§ Goal of the exercise:
Which lines hold the string "kuin"? Copy every one of them.

§ Data extract:
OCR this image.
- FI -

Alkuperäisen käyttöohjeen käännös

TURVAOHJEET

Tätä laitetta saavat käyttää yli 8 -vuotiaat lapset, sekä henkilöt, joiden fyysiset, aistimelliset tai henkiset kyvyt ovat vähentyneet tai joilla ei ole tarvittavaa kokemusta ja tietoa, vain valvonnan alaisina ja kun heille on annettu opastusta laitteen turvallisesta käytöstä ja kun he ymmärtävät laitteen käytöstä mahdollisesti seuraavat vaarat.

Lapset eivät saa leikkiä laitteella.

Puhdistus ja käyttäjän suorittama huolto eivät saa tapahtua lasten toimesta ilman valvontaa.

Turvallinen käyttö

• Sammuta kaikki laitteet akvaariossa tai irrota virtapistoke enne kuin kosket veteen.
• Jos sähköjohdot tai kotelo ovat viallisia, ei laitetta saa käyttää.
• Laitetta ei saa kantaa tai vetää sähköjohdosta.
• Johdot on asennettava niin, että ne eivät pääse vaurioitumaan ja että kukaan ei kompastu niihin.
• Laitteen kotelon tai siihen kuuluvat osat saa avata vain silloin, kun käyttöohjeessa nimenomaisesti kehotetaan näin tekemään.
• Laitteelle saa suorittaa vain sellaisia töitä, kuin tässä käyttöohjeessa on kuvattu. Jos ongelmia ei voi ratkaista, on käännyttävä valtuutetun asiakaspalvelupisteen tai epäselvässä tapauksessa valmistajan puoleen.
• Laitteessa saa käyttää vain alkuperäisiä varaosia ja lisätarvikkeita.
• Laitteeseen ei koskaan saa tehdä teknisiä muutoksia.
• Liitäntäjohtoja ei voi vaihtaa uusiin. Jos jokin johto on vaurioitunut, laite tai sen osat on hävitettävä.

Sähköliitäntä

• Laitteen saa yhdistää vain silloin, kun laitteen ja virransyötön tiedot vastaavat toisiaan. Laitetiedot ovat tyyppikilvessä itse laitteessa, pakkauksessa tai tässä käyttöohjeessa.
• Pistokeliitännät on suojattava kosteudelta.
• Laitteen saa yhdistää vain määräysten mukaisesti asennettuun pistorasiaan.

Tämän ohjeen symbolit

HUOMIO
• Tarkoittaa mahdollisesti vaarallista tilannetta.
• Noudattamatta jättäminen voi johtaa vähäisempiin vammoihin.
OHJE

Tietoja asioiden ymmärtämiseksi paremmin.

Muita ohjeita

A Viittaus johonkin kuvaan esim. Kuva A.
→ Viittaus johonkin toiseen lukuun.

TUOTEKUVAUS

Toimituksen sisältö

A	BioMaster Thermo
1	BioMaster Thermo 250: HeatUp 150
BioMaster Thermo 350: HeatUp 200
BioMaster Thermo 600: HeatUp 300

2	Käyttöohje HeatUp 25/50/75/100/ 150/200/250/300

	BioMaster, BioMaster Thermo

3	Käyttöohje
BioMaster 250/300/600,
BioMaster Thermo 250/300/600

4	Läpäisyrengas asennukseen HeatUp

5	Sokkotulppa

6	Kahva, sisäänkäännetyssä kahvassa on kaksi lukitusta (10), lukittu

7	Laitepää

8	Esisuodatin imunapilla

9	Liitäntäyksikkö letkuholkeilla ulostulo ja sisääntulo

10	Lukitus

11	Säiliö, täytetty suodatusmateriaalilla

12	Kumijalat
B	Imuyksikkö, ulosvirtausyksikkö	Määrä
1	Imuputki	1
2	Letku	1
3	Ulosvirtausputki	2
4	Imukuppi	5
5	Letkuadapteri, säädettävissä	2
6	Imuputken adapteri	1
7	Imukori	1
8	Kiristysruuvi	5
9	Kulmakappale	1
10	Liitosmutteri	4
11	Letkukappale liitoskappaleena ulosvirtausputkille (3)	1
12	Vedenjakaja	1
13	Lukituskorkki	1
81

§ Expected answer:
• Sammuta kaikki laitteet akvaariossa tai irrota virtapistoke enne kuin kosket veteen.
• Laitteelle saa suorittaa vain sellaisia töitä, kuin tässä käyttöohjeessa on kuvattu. Jos ongelmia ei voi ratkaista, on käännyttävä valtuutetun asiakaspalvelupisteen tai epäselvässä tapauksessa valmistajan puoleen.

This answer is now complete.